[BEGIN]

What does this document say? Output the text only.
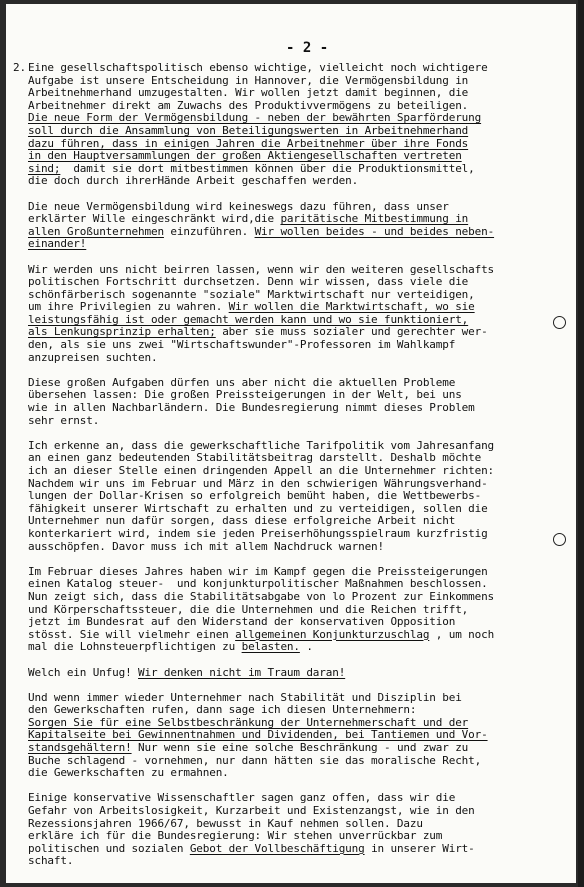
- 2 -
2. Eine gesellschaftspolitisch ebenso wichtige, vielleicht noch wichtigere
Aufgabe ist unsere Entscheidung in Hannover, die Vermögensbildung in
Arbeitnehmerhand umzugestalten. Wir wollen jetzt damit beginnen, die
Arbeitnehmer direkt am Zuwachs des Produktivvermögens zu beteiligen.
Die neue Form der Vermögensbildung - neben der bewährten Sparförderung
soll durch die Ansammlung von Beteiligungswerten in Arbeitnehmerhand
dazu führen, dass in einigen Jahren die Arbeitnehmer über ihre Fonds
in den Hauptversammlungen der großen Aktiengesellschaften vertreten
sind;  damit sie dort mitbestimmen können über die Produktionsmittel,
die doch durch ihrerHände Arbeit geschaffen werden.
Die neue Vermögensbildung wird keineswegs dazu führen, dass unser
erklärter Wille eingeschränkt wird,die paritätische Mitbestimmung in
allen Großunternehmen einzuführen. Wir wollen beides - und beides neben-
einander!
Wir werden uns nicht beirren lassen, wenn wir den weiteren gesellschafts
politischen Fortschritt durchsetzen. Denn wir wissen, dass viele die
schönfärberisch sogenannte "soziale" Marktwirtschaft nur verteidigen,
um ihre Privilegien zu wahren. Wir wollen die Marktwirtschaft, wo sie
leistungsfähig ist oder gemacht werden kann und wo sie funktioniert,
als Lenkungsprinzip erhalten; aber sie muss sozialer und gerechter wer-
den, als sie uns zwei "Wirtschaftswunder"-Professoren im Wahlkampf
anzupreisen suchten.
Diese großen Aufgaben dürfen uns aber nicht die aktuellen Probleme
übersehen lassen: Die großen Preissteigerungen in der Welt, bei uns
wie in allen Nachbarländern. Die Bundesregierung nimmt dieses Problem
sehr ernst.
Ich erkenne an, dass die gewerkschaftliche Tarifpolitik vom Jahresanfang
an einen ganz bedeutenden Stabilitätsbeitrag darstellt. Deshalb möchte
ich an dieser Stelle einen dringenden Appell an die Unternehmer richten:
Nachdem wir uns im Februar und März in den schwierigen Währungsverhand-
lungen der Dollar-Krisen so erfolgreich bemüht haben, die Wettbewerbs-
fähigkeit unserer Wirtschaft zu erhalten und zu verteidigen, sollen die
Unternehmer nun dafür sorgen, dass diese erfolgreiche Arbeit nicht
konterkariert wird, indem sie jeden Preiserhöhungsspielraum kurzfristig
ausschöpfen. Davor muss ich mit allem Nachdruck warnen!
Im Februar dieses Jahres haben wir im Kampf gegen die Preissteigerungen
einen Katalog steuer-  und konjunkturpolitischer Maßnahmen beschlossen.
Nun zeigt sich, dass die Stabilitätsabgabe von lo Prozent zur Einkommens
und Körperschaftssteuer, die die Unternehmen und die Reichen trifft,
jetzt im Bundesrat auf den Widerstand der konservativen Opposition
stösst. Sie will vielmehr einen allgemeinen Konjunkturzuschlag , um noch
mal die Lohnsteuerpflichtigen zu belasten. .
Welch ein Unfug! Wir denken nicht im Traum daran!
Und wenn immer wieder Unternehmer nach Stabilität und Disziplin bei
den Gewerkschaften rufen, dann sage ich diesen Unternehmern:
Sorgen Sie für eine Selbstbeschränkung der Unternehmerschaft und der
Kapitalseite bei Gewinnentnahmen und Dividenden, bei Tantiemen und Vor-
standsgehältern! Nur wenn sie eine solche Beschränkung - und zwar zu
Buche schlagend - vornehmen, nur dann hätten sie das moralische Recht,
die Gewerkschaften zu ermahnen.
Einige konservative Wissenschaftler sagen ganz offen, dass wir die
Gefahr von Arbeitslosigkeit, Kurzarbeit und Existenzangst, wie in den
Rezessionsjahren 1966/67, bewusst in Kauf nehmen sollen. Dazu
erkläre ich für die Bundesregierung: Wir stehen unverrückbar zum
politischen und sozialen Gebot der Vollbeschäftigung in unserer Wirt-
schaft.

[END]

What you will do
Go through the records and show every line with the string "nicht" in it.

Reply
Wir werden uns nicht beirren lassen, wenn wir den weiteren gesellschafts
Diese großen Aufgaben dürfen uns aber nicht die aktuellen Probleme
Unternehmer nun dafür sorgen, dass diese erfolgreiche Arbeit nicht
Welch ein Unfug! Wir denken nicht im Traum daran!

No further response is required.